### THE EXERCISE
All the data should come back exactly as it was given.

===== EXTRACTED DATA

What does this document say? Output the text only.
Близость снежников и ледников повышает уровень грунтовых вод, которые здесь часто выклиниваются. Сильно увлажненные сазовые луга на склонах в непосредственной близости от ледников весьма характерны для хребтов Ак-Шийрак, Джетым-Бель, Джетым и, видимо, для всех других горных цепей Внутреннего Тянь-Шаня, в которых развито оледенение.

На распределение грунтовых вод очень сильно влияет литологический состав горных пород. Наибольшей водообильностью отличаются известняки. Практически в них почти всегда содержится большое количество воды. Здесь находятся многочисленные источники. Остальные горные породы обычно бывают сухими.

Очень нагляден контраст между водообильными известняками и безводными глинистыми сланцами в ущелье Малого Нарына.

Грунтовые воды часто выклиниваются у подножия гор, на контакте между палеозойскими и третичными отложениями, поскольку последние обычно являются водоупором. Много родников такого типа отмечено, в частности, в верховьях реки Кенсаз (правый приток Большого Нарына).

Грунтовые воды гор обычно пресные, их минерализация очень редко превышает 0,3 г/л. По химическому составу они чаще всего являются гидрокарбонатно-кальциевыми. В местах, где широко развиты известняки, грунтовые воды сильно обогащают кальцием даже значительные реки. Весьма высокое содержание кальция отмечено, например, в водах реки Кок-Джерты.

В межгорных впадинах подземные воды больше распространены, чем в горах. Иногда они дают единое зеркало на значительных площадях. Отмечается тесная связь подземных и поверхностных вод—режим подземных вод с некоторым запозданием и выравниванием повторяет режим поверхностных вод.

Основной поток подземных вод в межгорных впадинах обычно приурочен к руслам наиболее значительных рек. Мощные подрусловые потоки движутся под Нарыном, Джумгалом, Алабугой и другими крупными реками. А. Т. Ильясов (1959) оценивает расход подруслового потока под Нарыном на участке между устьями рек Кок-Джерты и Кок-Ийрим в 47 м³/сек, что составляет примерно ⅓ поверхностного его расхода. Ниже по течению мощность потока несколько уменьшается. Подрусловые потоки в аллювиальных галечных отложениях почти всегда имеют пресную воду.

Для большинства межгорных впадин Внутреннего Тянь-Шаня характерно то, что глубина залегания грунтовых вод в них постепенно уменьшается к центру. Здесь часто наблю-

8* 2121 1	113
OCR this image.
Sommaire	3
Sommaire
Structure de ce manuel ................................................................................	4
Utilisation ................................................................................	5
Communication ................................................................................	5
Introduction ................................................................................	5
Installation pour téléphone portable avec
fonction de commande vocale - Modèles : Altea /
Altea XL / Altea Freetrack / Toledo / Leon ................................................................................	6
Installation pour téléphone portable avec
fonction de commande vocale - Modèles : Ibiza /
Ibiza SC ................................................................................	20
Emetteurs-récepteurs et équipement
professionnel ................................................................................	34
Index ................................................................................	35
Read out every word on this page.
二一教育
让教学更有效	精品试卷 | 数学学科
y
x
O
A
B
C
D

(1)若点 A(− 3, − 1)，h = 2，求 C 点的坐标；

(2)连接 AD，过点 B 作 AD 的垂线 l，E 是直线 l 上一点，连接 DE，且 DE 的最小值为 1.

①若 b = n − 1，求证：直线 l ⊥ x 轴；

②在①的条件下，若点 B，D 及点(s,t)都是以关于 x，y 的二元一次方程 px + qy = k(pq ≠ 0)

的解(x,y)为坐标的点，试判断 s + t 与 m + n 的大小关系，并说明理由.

==========

### SOLVED PROBLEM
What does this document say? Output the text only.
Близость снежников и ледников повышает уровень грунтовых вод, которые здесь часто выклиниваются. Сильно увлажненные сазовые луга на склонах в непосредственной близости от ледников весьма характерны для хребтов Ак-Шийрак, Джетым-Бель, Джетым и, видимо, для всех других горных цепей Внутреннего Тянь-Шаня, в которых развито оледенение.

На распределение грунтовых вод очень сильно влияет литологический состав горных пород. Наибольшей водообильностью отличаются известняки. Практически в них почти всегда содержится большое количество воды. Здесь находятся многочисленные источники. Остальные горные породы обычно бывают сухими.

Очень нагляден контраст между водообильными известняками и безводными глинистыми сланцами в ущелье Малого Нарына.

Грунтовые воды часто выклиниваются у подножия гор, на контакте между палеозойскими и третичными отложениями, поскольку последние обычно являются водоупором. Много родников такого типа отмечено, в частности, в верховьях реки Кенсаз (правый приток Большого Нарына).

Грунтовые воды гор обычно пресные, их минерализация очень редко превышает 0,3 г/л. По химическому составу они чаще всего являются гидрокарбонатно-кальциевыми. В местах, где широко развиты известняки, грунтовые воды сильно обогащают кальцием даже значительные реки. Весьма высокое содержание кальция отмечено, например, в водах реки Кок-Джерты.

В межгорных впадинах подземные воды больше распространены, чем в горах. Иногда они дают единое зеркало на значительных площадях. Отмечается тесная связь подземных и поверхностных вод—режим подземных вод с некоторым запозданием и выравниванием повторяет режим поверхностных вод.

Основной поток подземных вод в межгорных впадинах обычно приурочен к руслам наиболее значительных рек. Мощные подрусловые потоки движутся под Нарыном, Джумгалом, Алабугой и другими крупными реками. А. Т. Ильясов (1959) оценивает расход подруслового потока под Нарыном на участке между устьями рек Кок-Джерты и Кок-Ийрим в 47 м³/сек, что составляет примерно ⅓ поверхностного его расхода. Ниже по течению мощность потока несколько уменьшается. Подрусловые потоки в аллювиальных галечных отложениях почти всегда имеют пресную воду.

Для большинства межгорных впадин Внутреннего Тянь-Шаня характерно то, что глубина залегания грунтовых вод в них постепенно уменьшается к центру. Здесь часто наблю-

8* 2121 1	113
OCR this image.
Sommaire	3
Sommaire
Structure de ce manuel ................................................................................	4
Utilisation ................................................................................	5
Communication ................................................................................	5
Introduction ................................................................................	5
Installation pour téléphone portable avec
fonction de commande vocale - Modèles : Altea /
Altea XL / Altea Freetrack / Toledo / Leon ................................................................................	6
Installation pour téléphone portable avec
fonction de commande vocale - Modèles : Ibiza /
Ibiza SC ................................................................................	20
Emetteurs-récepteurs et équipement
professionnel ................................................................................	34
Index ................................................................................	35
Read out every word on this page.
二一教育
让教学更有效	精品试卷 | 数学学科
y
x
O
A
B
C
D

(1)若点 A(− 3, − 1)，h = 2，求 C 点的坐标；

(2)连接 AD，过点 B 作 AD 的垂线 l，E 是直线 l 上一点，连接 DE，且 DE 的最小值为 1.

①若 b = n − 1，求证：直线 l ⊥ x 轴；

②在①的条件下，若点 B，D 及点(s,t)都是以关于 x，y 的二元一次方程 px + qy = k(pq ≠ 0)

的解(x,y)为坐标的点，试判断 s + t 与 m + n 的大小关系，并说明理由.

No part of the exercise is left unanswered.